● AIM OF THE EXERCISE
Output nothing but the lines from the line with "Extract the structured" through the end of the listing below, both ends included.

- - - - - - -

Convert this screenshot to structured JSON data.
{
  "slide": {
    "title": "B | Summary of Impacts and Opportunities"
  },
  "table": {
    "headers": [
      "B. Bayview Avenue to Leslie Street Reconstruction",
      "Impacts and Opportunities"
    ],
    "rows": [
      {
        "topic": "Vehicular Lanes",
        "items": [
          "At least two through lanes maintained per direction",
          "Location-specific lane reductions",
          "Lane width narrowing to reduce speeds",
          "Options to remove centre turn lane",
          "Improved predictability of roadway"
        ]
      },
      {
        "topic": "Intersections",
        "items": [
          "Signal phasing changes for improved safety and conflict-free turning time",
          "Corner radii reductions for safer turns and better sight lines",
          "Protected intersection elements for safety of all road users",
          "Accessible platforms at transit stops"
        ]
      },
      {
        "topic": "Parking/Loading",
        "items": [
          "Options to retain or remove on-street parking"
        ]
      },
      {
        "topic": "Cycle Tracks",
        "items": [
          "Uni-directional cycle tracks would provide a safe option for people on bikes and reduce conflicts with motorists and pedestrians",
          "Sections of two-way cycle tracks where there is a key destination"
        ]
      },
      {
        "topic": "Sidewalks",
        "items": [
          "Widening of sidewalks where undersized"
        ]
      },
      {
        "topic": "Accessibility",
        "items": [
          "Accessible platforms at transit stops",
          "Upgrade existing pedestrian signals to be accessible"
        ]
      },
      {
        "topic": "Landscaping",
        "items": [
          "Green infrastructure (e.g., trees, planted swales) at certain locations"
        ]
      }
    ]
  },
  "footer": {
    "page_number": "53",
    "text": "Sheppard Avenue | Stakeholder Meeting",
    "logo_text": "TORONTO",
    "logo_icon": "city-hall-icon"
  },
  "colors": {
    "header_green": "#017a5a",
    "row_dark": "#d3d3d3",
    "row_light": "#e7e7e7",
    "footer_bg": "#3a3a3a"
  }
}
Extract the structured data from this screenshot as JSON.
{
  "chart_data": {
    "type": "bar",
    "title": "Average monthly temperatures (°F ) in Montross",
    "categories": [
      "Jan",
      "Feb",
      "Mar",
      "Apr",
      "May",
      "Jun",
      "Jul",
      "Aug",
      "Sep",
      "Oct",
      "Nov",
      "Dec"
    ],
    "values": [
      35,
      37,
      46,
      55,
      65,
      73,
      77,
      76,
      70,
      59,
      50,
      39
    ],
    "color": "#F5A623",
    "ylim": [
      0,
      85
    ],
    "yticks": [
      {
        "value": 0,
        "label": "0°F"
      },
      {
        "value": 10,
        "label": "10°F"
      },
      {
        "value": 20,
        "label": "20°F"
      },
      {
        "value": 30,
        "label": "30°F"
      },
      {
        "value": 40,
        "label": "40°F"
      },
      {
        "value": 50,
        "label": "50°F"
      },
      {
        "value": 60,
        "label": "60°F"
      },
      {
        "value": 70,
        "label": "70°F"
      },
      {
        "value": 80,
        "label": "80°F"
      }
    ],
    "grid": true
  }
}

- - - - - - -

● SOLUTION BELOW
Extract the structured data from this screenshot as JSON.
{
  "chart_data": {
    "type": "bar",
    "title": "Average monthly temperatures (°F ) in Montross",
    "categories": [
      "Jan",
      "Feb",
      "Mar",
      "Apr",
      "May",
      "Jun",
      "Jul",
      "Aug",
      "Sep",
      "Oct",
      "Nov",
      "Dec"
    ],
    "values": [
      35,
      37,
      46,
      55,
      65,
      73,
      77,
      76,
      70,
      59,
      50,
      39
    ],
    "color": "#F5A623",
    "ylim": [
      0,
      85
    ],
    "yticks": [
      {
        "value": 0,
        "label": "0°F"
      },
      {
        "value": 10,
        "label": "10°F"
      },
      {
        "value": 20,
        "label": "20°F"
      },
      {
        "value": 30,
        "label": "30°F"
      },
      {
        "value": 40,
        "label": "40°F"
      },
      {
        "value": 50,
        "label": "50°F"
      },
      {
        "value": 60,
        "label": "60°F"
      },
      {
        "value": 70,
        "label": "70°F"
      },
      {
        "value": 80,
        "label": "80°F"
      }
    ],
    "grid": true
  }
}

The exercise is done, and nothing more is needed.